══ Extract to read ══
I made a more accurate test. Everything is the same except the kernel and its modules. md_mod and raid1 are loaded. The init script creates 2 nodes in /dev/md/, d0 and d0p2 to help mdadm (mdassemble) to assemble the device (I won't rely on busybox v1.10.3 mdev hotplug because it creates character devices instead of block mpd devices) mknod -m 0660 /dev/md/d0 b 254 0 mknod -m 0660 /dev/md/d0p2 b 254 2 d0p2 is the partition that contains the ext3 root filesystem I want to mount. mdassemble is now called and assembles d0. It has recognized 4 partitions p1 p2 p3 p4. mdadm --misc --test /dev/md/d0 returns zero. that confirms that everything is okay. I added the line echo 3 > /proc/sys/vm/drop_caches The script calls mount -t ext3 -o ro /dev/md/d0 /new-root. Mount call fails. The script opens then a shell. Whatever is done, the mount command is not able to mount the partition. I need to stop and assemble the mdp device again. I manually assemble the mdp device. The first "mount -t ext3 -o ro /dev/md/d0 /new-root" call fails. The second succeeds and the partition finally becomes readable. In fact, I don't really need to force the -t ext2 option. I also have activated debugfs and set jbd-debug to 1. I get some messages in dmesg log about jbd errors like: JBD: no valid journal superblock found. EXT3-fs: error loading journal otherwise, I have the following (I just took some notes that I thought to be relevant): (fs/jbd/journal.c, 773): journal_init_inode: journal xxxx: inode md_d0p2/8 size 16777216, bits 12, blksize 4096 (fs/jbd/recovery.c, 242: journal_recover:No recovery required, last transaction 127173 (fs/jbd/journal.c, 947): journal_update_superblock:JBD:Skipping superblock update on recovered sb (start 0, seq 127174, errno 0) (fs/jbd/journal.c, 947): journal_update_superblock:JBD:Skipping superblock update on recovered sb (start 1, seq 127174, errno 0) EXT3-fs: mounted filesystem with ordered data mode kjournald starting. Commit interval 5 seconds
You write: > The script calls mount -t ext3 -o ro /dev/md/d0 /new-root. Mount call fails. That should be mount -t ext3 -o ro /dev/md/d0p2 /new-root i.e. with a 'p2'. Please confirm whether this was a typo or a genuine error in the script. Thanks.
(In reply to comment #7) > You write: > > > The script calls mount -t ext3 -o ro /dev/md/d0 /new-root. Mount call > fails. > > That should be mount -t ext3 -o ro /dev/md/d0p2 /new-root > i.e. with a 'p2'. > Please confirm whether this was a typo or a genuine error in the script. > Sorry that was a typo. mount -t ext3 -o ro /dev/md/d0p2 /new-root is the correct expression. Thanks to point it at.
═══
Problems to solve —
[1] List every partition that mdassemble is said to recognize on d0 in the RAID mount thread.
[2] What commit interval does kjournald report on starting, according to the RAID mount thread?
[3] From the RAID mount thread, reproduce the stretch from "(In reply to" through "point it at." word for word.
══ Data entries ══
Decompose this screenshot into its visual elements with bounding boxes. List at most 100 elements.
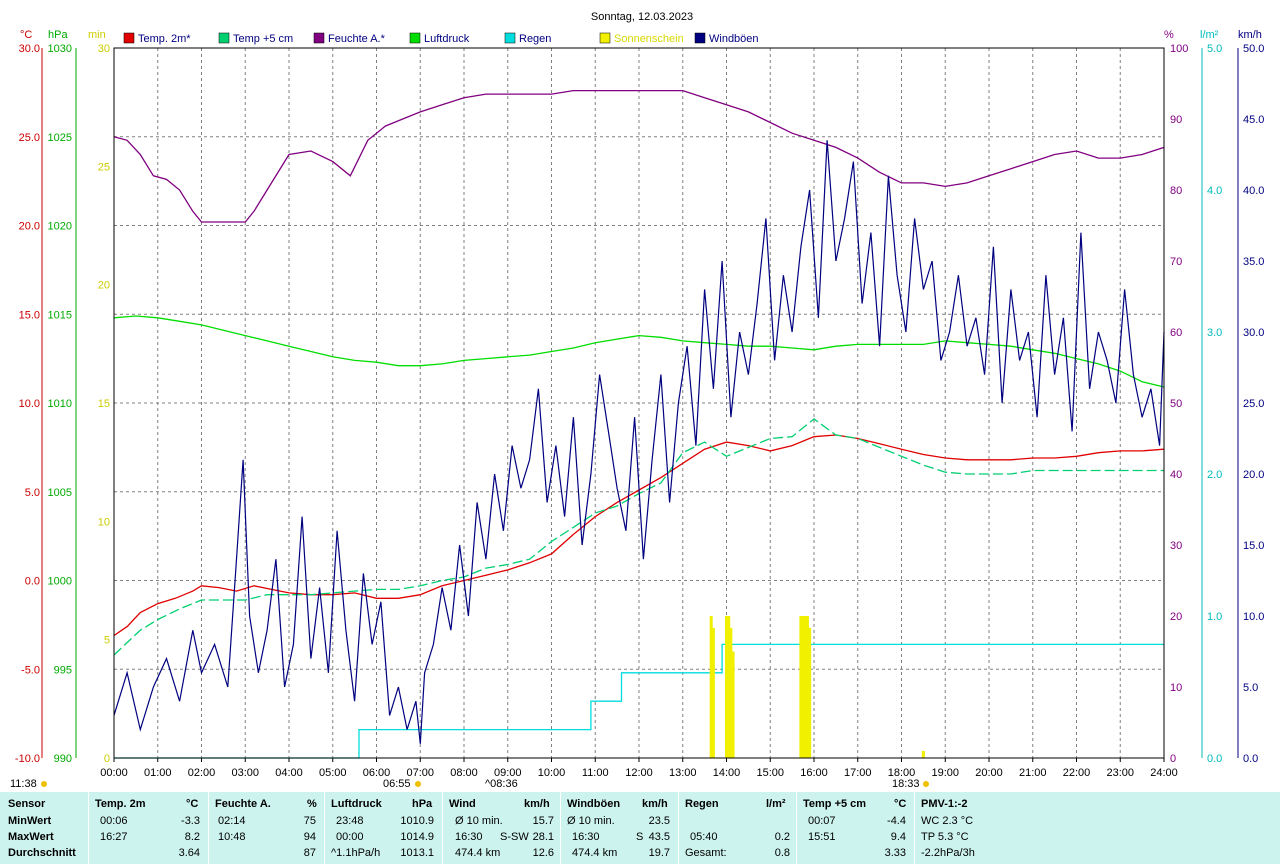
minutes-tick-label: 20 <box>98 280 110 292</box>
header-gusts: Windböen <box>567 798 621 810</box>
x-tick-label: 14:00 <box>713 767 741 779</box>
wind-tick-label: 25.0 <box>1243 398 1264 410</box>
min-humidity-time: 02:14 <box>218 815 246 827</box>
minutes-tick-label: 30 <box>98 43 110 55</box>
temp-tick-label: 5.0 <box>25 487 40 499</box>
min-temp2m-time: 00:06 <box>100 815 128 827</box>
minutes-axis-unit: min <box>88 29 106 41</box>
humidity-tick-label: 0 <box>1170 753 1176 765</box>
minutes-tick-label: 10 <box>98 516 110 528</box>
rain-total-value: 0.8 <box>774 847 790 859</box>
temp-tick-label: 30.0 <box>19 43 40 55</box>
sunrise-icon <box>415 781 421 787</box>
x-tick-label: 24:00 <box>1150 767 1178 779</box>
header-temp5cm: Temp +5 cm <box>803 798 867 810</box>
temp-tick-label: 15.0 <box>19 309 40 321</box>
x-tick-label: 10:00 <box>538 767 566 779</box>
min-wind-label: Ø 10 min. <box>455 815 503 827</box>
gust-distance: 474.4 km <box>572 847 618 859</box>
humidity-tick-label: 20 <box>1170 611 1182 623</box>
header-wind-unit: km/h <box>524 798 550 810</box>
legend-swatch <box>599 32 611 44</box>
column-separator <box>914 792 915 864</box>
wind-tick-label: 15.0 <box>1243 540 1264 552</box>
max-wind-time: 16:30 <box>455 831 483 843</box>
x-tick-label: 16:00 <box>800 767 828 779</box>
legend: Temp. 2m* Temp +5 cm Feuchte A.* Luftdruck R… <box>123 32 759 45</box>
min-pressure-time: 23:48 <box>336 815 364 827</box>
row-label-min: MinWert <box>8 815 52 827</box>
pmv-wc: WC 2.3 °C <box>921 815 974 827</box>
rain-tick-label: 1.0 <box>1207 611 1222 623</box>
header-pmv: PMV-1:-2 <box>921 798 968 810</box>
pmv-pressure-trend: -2.2hPa/3h <box>921 847 975 859</box>
legend-label: Feuchte A.* <box>328 33 386 45</box>
wind-tick-label: 30.0 <box>1243 327 1264 339</box>
max-pressure-time: 00:00 <box>336 831 364 843</box>
pressure-tick-label: 1020 <box>48 221 72 233</box>
x-tick-label: 05:00 <box>319 767 347 779</box>
chart-title: Sonntag, 12.03.2023 <box>591 11 693 23</box>
humidity-tick-label: 30 <box>1170 540 1182 552</box>
x-tick-label: 19:00 <box>931 767 959 779</box>
humidity-tick-label: 80 <box>1170 185 1182 197</box>
row-label-max: MaxWert <box>8 831 54 843</box>
temp-tick-label: -5.0 <box>21 664 40 676</box>
legend-swatch <box>409 32 421 44</box>
humidity-tick-label: 100 <box>1170 43 1188 55</box>
x-tick-label: 22:00 <box>1063 767 1091 779</box>
legend-swatch <box>694 32 706 44</box>
max-wind-value: 28.1 <box>532 831 554 843</box>
header-pressure-unit: hPa <box>412 798 433 810</box>
avg-temp5cm-value: 3.33 <box>884 847 906 859</box>
header-pressure: Luftdruck <box>331 798 382 810</box>
min-gust-label: Ø 10 min. <box>567 815 615 827</box>
min-temp2m-value: -3.3 <box>181 815 200 827</box>
legend-label: Temp +5 cm <box>233 33 293 45</box>
wind-tick-label: 50.0 <box>1243 43 1264 55</box>
wind-tick-label: 35.0 <box>1243 256 1264 268</box>
max-gust-time: 16:30 <box>572 831 600 843</box>
x-tick-label: 15:00 <box>756 767 784 779</box>
pressure-tick-label: 1000 <box>48 576 72 588</box>
x-tick-label: 00:00 <box>100 767 128 779</box>
max-humidity-time: 10:48 <box>218 831 246 843</box>
header-temp5cm-unit: °C <box>894 798 907 810</box>
avg-gust-value: 19.7 <box>648 847 670 859</box>
temp-tick-label: 25.0 <box>19 132 40 144</box>
minutes-tick-label: 0 <box>104 753 110 765</box>
legend-swatch <box>504 32 516 44</box>
min-pressure-value: 1010.9 <box>400 815 434 827</box>
column-separator <box>560 792 561 864</box>
rain-tick-label: 0.0 <box>1207 753 1222 765</box>
legend-label: Sonnenschein <box>614 33 684 45</box>
legend-swatch <box>313 32 325 44</box>
x-tick-label: 04:00 <box>275 767 303 779</box>
min-humidity-value: 75 <box>303 815 316 827</box>
header-temp2m-unit: °C <box>186 798 199 810</box>
avg-temp2m-value: 3.64 <box>178 847 200 859</box>
header-humidity-unit: % <box>307 798 317 810</box>
rain-axis-unit: l/m² <box>1200 29 1219 41</box>
sunset-label: 18:33 <box>892 778 920 790</box>
avg-humidity-value: 87 <box>303 847 316 859</box>
pressure-axis-unit: hPa <box>48 29 68 41</box>
header-rain: Regen <box>685 798 719 810</box>
max-temp2m-value: 8.2 <box>184 831 200 843</box>
rain-tick-label: 5.0 <box>1207 43 1222 55</box>
header-rain-unit: l/m² <box>766 798 786 810</box>
pressure-tick-label: 995 <box>54 664 72 676</box>
x-tick-label: 12:00 <box>625 767 653 779</box>
humidity-tick-label: 90 <box>1170 114 1182 126</box>
sunshine-bar <box>808 627 812 758</box>
minutes-tick-label: 15 <box>98 398 110 410</box>
min-temp5cm-value: -4.4 <box>887 815 906 827</box>
wind-tick-label: 45.0 <box>1243 114 1264 126</box>
row-label-average: Durchschnitt <box>8 847 76 859</box>
max-gust-value: 43.5 <box>648 831 670 843</box>
humidity-tick-label: 10 <box>1170 682 1182 694</box>
sunshine-bar <box>731 651 735 758</box>
min-temp5cm-time: 00:07 <box>808 815 836 827</box>
humidity-tick-label: 70 <box>1170 256 1182 268</box>
legend-label: Temp. 2m* <box>138 33 191 45</box>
═══
Answers —
[1] p1, p2, p3, p4

[2] 5 seconds

[3]
(In reply to comment #7) > You write: > > > The script calls mount -t ext3 -o ro /dev/md/d0 /new-root. Mount call > fails. > > That should be mount -t ext3 -o ro /dev/md/d0p2 /new-root > i.e. with a 'p2'. > Please confirm whether this was a typo or a genuine error in the script. > Sorry that was a typo. mount -t ext3 -o ro /dev/md/d0p2 /new-root is the correct expression. Thanks to point it at.